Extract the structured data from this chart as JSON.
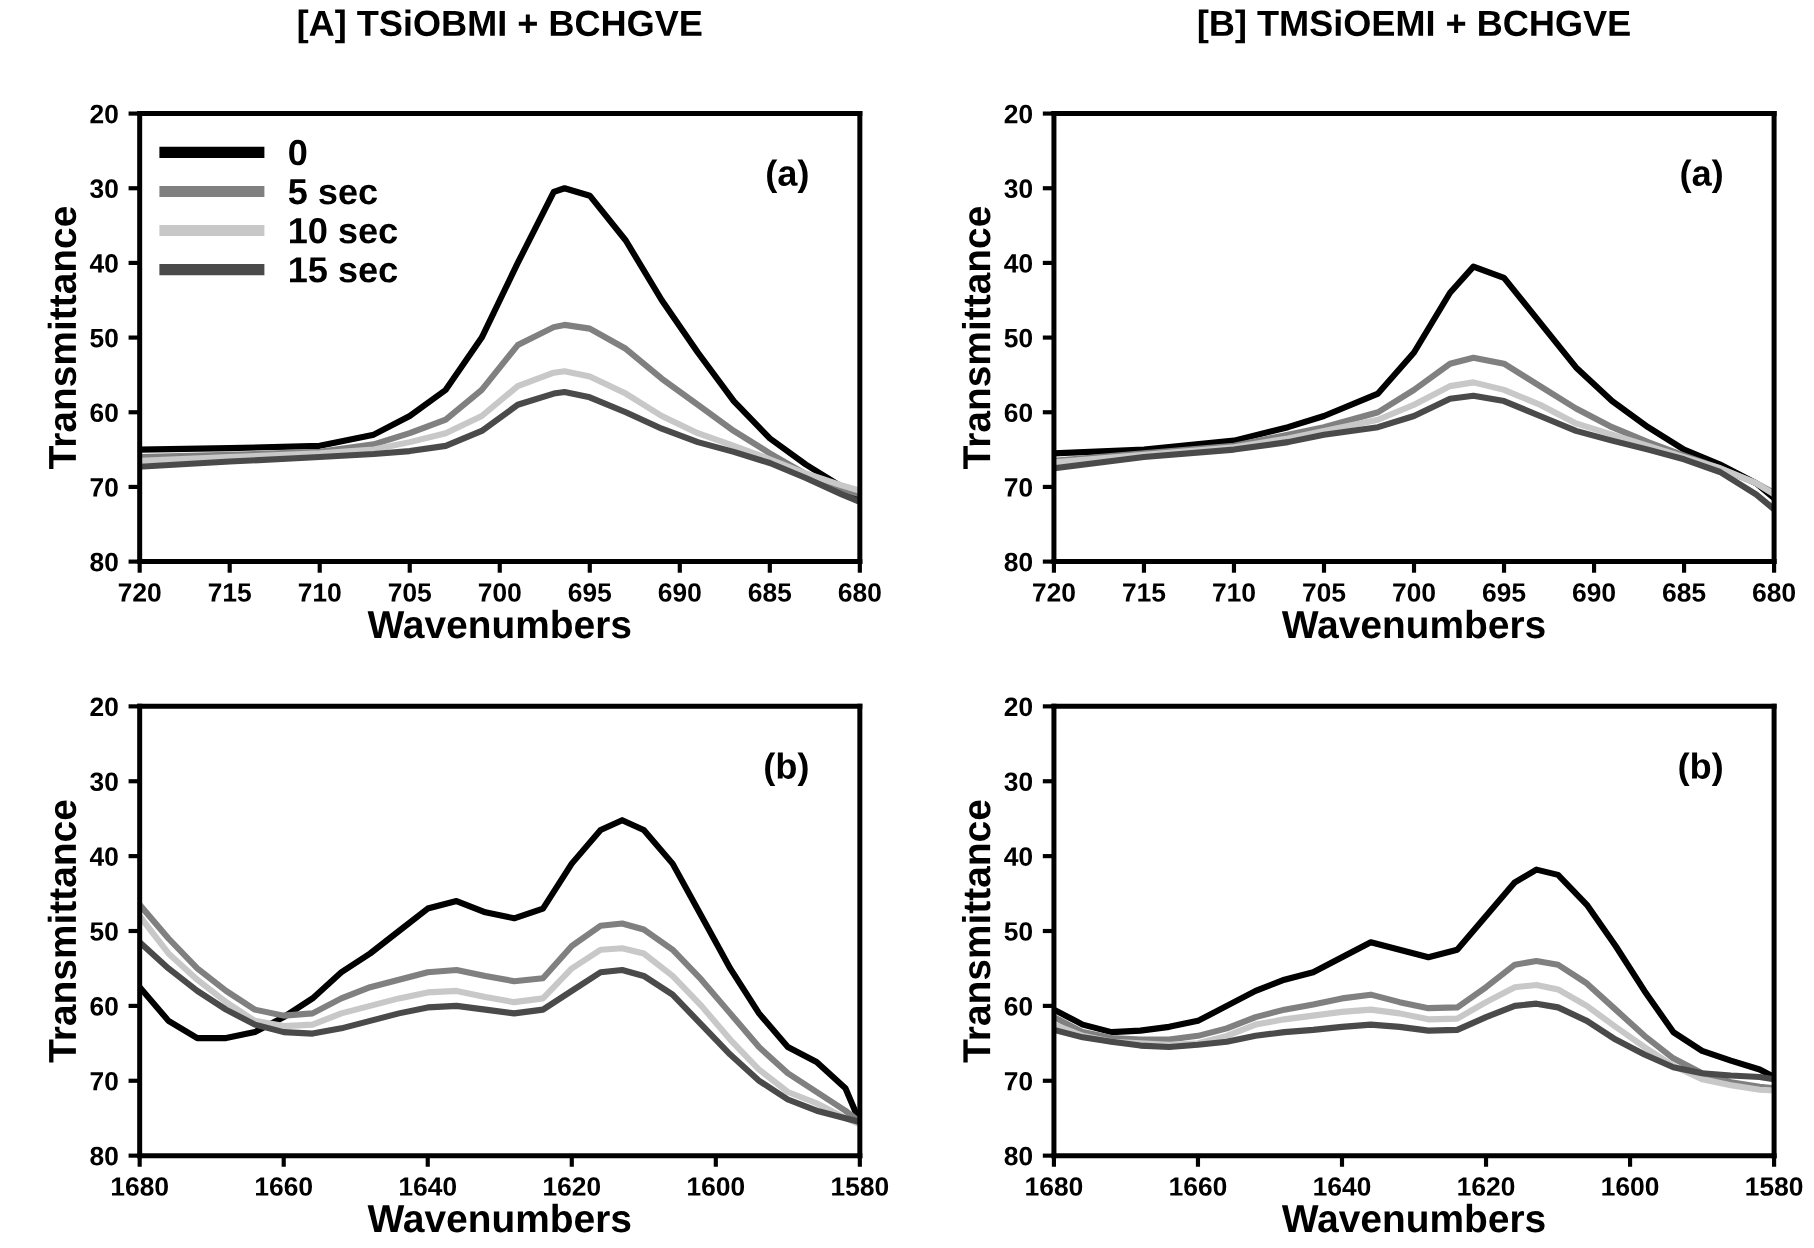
{
  "chart_data": [
    {
      "type": "line",
      "title": "[A] TSiOBMI + BCHGVE",
      "xlabel": "Wavenumbers",
      "ylabel": "Transmittance",
      "annotations": [
        "(a)"
      ],
      "legend": "top left",
      "x": [
        720,
        715,
        710,
        707,
        705,
        703,
        701,
        699,
        697,
        696.4,
        695,
        693,
        691,
        689,
        687,
        685,
        683,
        681,
        680
      ],
      "series": [
        {
          "name": "0",
          "color": "#000000",
          "values": [
            65,
            64.8,
            64.5,
            63,
            60.5,
            57,
            50,
            40,
            30.5,
            30,
            31,
            37,
            45,
            52,
            58.5,
            63.5,
            67,
            70,
            71.7
          ]
        },
        {
          "name": "5 sec",
          "color": "#808080",
          "values": [
            66,
            65.7,
            65.3,
            64.3,
            62.8,
            61,
            57,
            51,
            48.6,
            48.3,
            48.8,
            51.5,
            55.5,
            59,
            62.5,
            65.5,
            68.3,
            70.3,
            71
          ]
        },
        {
          "name": "10 sec",
          "color": "#c8c8c8",
          "values": [
            66.5,
            66,
            65.5,
            65,
            64,
            62.8,
            60.5,
            56.5,
            54.7,
            54.5,
            55.2,
            57.5,
            60.5,
            62.8,
            64.5,
            66.3,
            68.2,
            69.8,
            70.5
          ]
        },
        {
          "name": "15 sec",
          "color": "#4a4a4a",
          "values": [
            67.3,
            66.6,
            66,
            65.6,
            65.2,
            64.5,
            62.5,
            59,
            57.5,
            57.3,
            58,
            60,
            62.2,
            64,
            65.3,
            66.8,
            68.8,
            71,
            72
          ]
        }
      ],
      "xlim": [
        720,
        680
      ],
      "xticks": [
        720,
        715,
        710,
        705,
        700,
        695,
        690,
        685,
        680
      ],
      "ylim": [
        80,
        20
      ],
      "yticks": [
        20,
        30,
        40,
        50,
        60,
        70,
        80
      ]
    },
    {
      "type": "line",
      "title": "[B] TMSiOEMI + BCHGVE",
      "xlabel": "Wavenumbers",
      "ylabel": "Transmittance",
      "annotations": [
        "(a)"
      ],
      "x": [
        720,
        715,
        710,
        707,
        705,
        702,
        700,
        698,
        696.7,
        695,
        693,
        691,
        689,
        687,
        685,
        683,
        681,
        680
      ],
      "series": [
        {
          "color": "#000000",
          "values": [
            65.5,
            65,
            63.8,
            62,
            60.5,
            57.5,
            52,
            44,
            40.5,
            42,
            48,
            54,
            58.5,
            62,
            65,
            67,
            69.5,
            71.5
          ]
        },
        {
          "color": "#808080",
          "values": [
            66.5,
            65.5,
            64.5,
            63,
            62,
            60,
            57,
            53.5,
            52.7,
            53.5,
            56.5,
            59.5,
            62,
            64,
            65.8,
            67.5,
            69.5,
            70.8
          ]
        },
        {
          "color": "#c8c8c8",
          "values": [
            66.7,
            65.7,
            64.7,
            63.5,
            62.5,
            61,
            59,
            56.5,
            56,
            57,
            59,
            61.5,
            63,
            64.5,
            66,
            67.5,
            69.5,
            71
          ]
        },
        {
          "color": "#4a4a4a",
          "values": [
            67.5,
            66,
            65,
            64,
            63,
            62,
            60.5,
            58.2,
            57.8,
            58.5,
            60.5,
            62.5,
            63.8,
            65,
            66.3,
            68,
            71,
            73
          ]
        }
      ],
      "xlim": [
        720,
        680
      ],
      "xticks": [
        720,
        715,
        710,
        705,
        700,
        695,
        690,
        685,
        680
      ],
      "ylim": [
        80,
        20
      ],
      "yticks": [
        20,
        30,
        40,
        50,
        60,
        70,
        80
      ]
    },
    {
      "type": "line",
      "xlabel": "Wavenumbers",
      "ylabel": "Transmittance",
      "annotations": [
        "(b)"
      ],
      "x": [
        1680,
        1676,
        1672,
        1668,
        1664,
        1660,
        1656,
        1652,
        1648,
        1644,
        1640,
        1636,
        1632,
        1628,
        1624,
        1620,
        1616,
        1613,
        1610,
        1606,
        1602,
        1598,
        1594,
        1590,
        1586,
        1582,
        1580
      ],
      "series": [
        {
          "color": "#000000",
          "values": [
            57.5,
            62,
            64.3,
            64.3,
            63.5,
            61.5,
            59,
            55.5,
            53,
            50,
            47,
            46,
            47.5,
            48.3,
            47,
            41,
            36.5,
            35.2,
            36.5,
            41,
            48,
            55,
            61,
            65.5,
            67.5,
            71,
            75.5
          ]
        },
        {
          "color": "#808080",
          "values": [
            46.5,
            51,
            55,
            58,
            60.5,
            61.3,
            61,
            59,
            57.5,
            56.5,
            55.5,
            55.2,
            56,
            56.7,
            56.3,
            52,
            49.3,
            49,
            49.8,
            52.5,
            56.5,
            61,
            65.5,
            69,
            71.5,
            74,
            75.5
          ]
        },
        {
          "color": "#c8c8c8",
          "values": [
            48,
            53,
            56.5,
            59.5,
            62,
            62.7,
            62.5,
            61,
            60,
            59,
            58.2,
            58,
            58.8,
            59.5,
            59,
            55,
            52.5,
            52.3,
            53,
            56,
            60,
            64.5,
            68.5,
            71.5,
            73,
            75,
            75.8
          ]
        },
        {
          "color": "#4a4a4a",
          "values": [
            51.5,
            55,
            58,
            60.5,
            62.5,
            63.5,
            63.7,
            63,
            62,
            61,
            60.2,
            60,
            60.5,
            61,
            60.5,
            58,
            55.5,
            55.2,
            56,
            58.5,
            62.5,
            66.5,
            70,
            72.5,
            74,
            75,
            75.5
          ]
        }
      ],
      "xlim": [
        1680,
        1580
      ],
      "xticks": [
        1680,
        1660,
        1640,
        1620,
        1600,
        1580
      ],
      "ylim": [
        80,
        20
      ],
      "yticks": [
        20,
        30,
        40,
        50,
        60,
        70,
        80
      ]
    },
    {
      "type": "line",
      "xlabel": "Wavenumbers",
      "ylabel": "Transmittance",
      "annotations": [
        "(b)"
      ],
      "x": [
        1680,
        1676,
        1672,
        1668,
        1664,
        1660,
        1656,
        1652,
        1648,
        1644,
        1640,
        1636,
        1632,
        1628,
        1624,
        1620,
        1616,
        1613,
        1610,
        1606,
        1602,
        1598,
        1594,
        1590,
        1586,
        1582,
        1580
      ],
      "series": [
        {
          "color": "#000000",
          "values": [
            60.5,
            62.5,
            63.5,
            63.3,
            62.8,
            62,
            60,
            58,
            56.5,
            55.5,
            53.5,
            51.5,
            52.5,
            53.5,
            52.5,
            48,
            43.5,
            41.8,
            42.5,
            46.5,
            52,
            58,
            63.5,
            66,
            67.3,
            68.5,
            69.5
          ]
        },
        {
          "color": "#808080",
          "values": [
            61.5,
            63.5,
            64.3,
            64.5,
            64.5,
            64,
            63,
            61.5,
            60.5,
            59.8,
            59,
            58.5,
            59.5,
            60.3,
            60.2,
            57.5,
            54.5,
            54,
            54.5,
            57,
            60.5,
            64,
            67,
            69,
            70.2,
            70.8,
            71
          ]
        },
        {
          "color": "#c8c8c8",
          "values": [
            62.5,
            64,
            64.8,
            65,
            65.2,
            65,
            64,
            62.5,
            61.8,
            61.3,
            60.8,
            60.5,
            61,
            61.8,
            61.7,
            59.5,
            57.5,
            57.2,
            57.8,
            60,
            62.8,
            65.5,
            68,
            69.8,
            70.6,
            71.2,
            71.3
          ]
        },
        {
          "color": "#4a4a4a",
          "values": [
            63.2,
            64.2,
            64.8,
            65.3,
            65.5,
            65.2,
            64.8,
            64,
            63.5,
            63.2,
            62.8,
            62.5,
            62.8,
            63.3,
            63.2,
            61.5,
            60,
            59.7,
            60.2,
            62,
            64.5,
            66.5,
            68.2,
            69,
            69.3,
            69.5,
            69.8
          ]
        }
      ],
      "xlim": [
        1680,
        1580
      ],
      "xticks": [
        1680,
        1660,
        1640,
        1620,
        1600,
        1580
      ],
      "ylim": [
        80,
        20
      ],
      "yticks": [
        20,
        30,
        40,
        50,
        60,
        70,
        80
      ]
    }
  ]
}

========================================================================

Exercise instructions> In the records above, find each line holding "title" and copy it.

Response for this exercise>
      "title": "[A] TSiOBMI + BCHGVE",
      "title": "[B] TMSiOEMI + BCHGVE",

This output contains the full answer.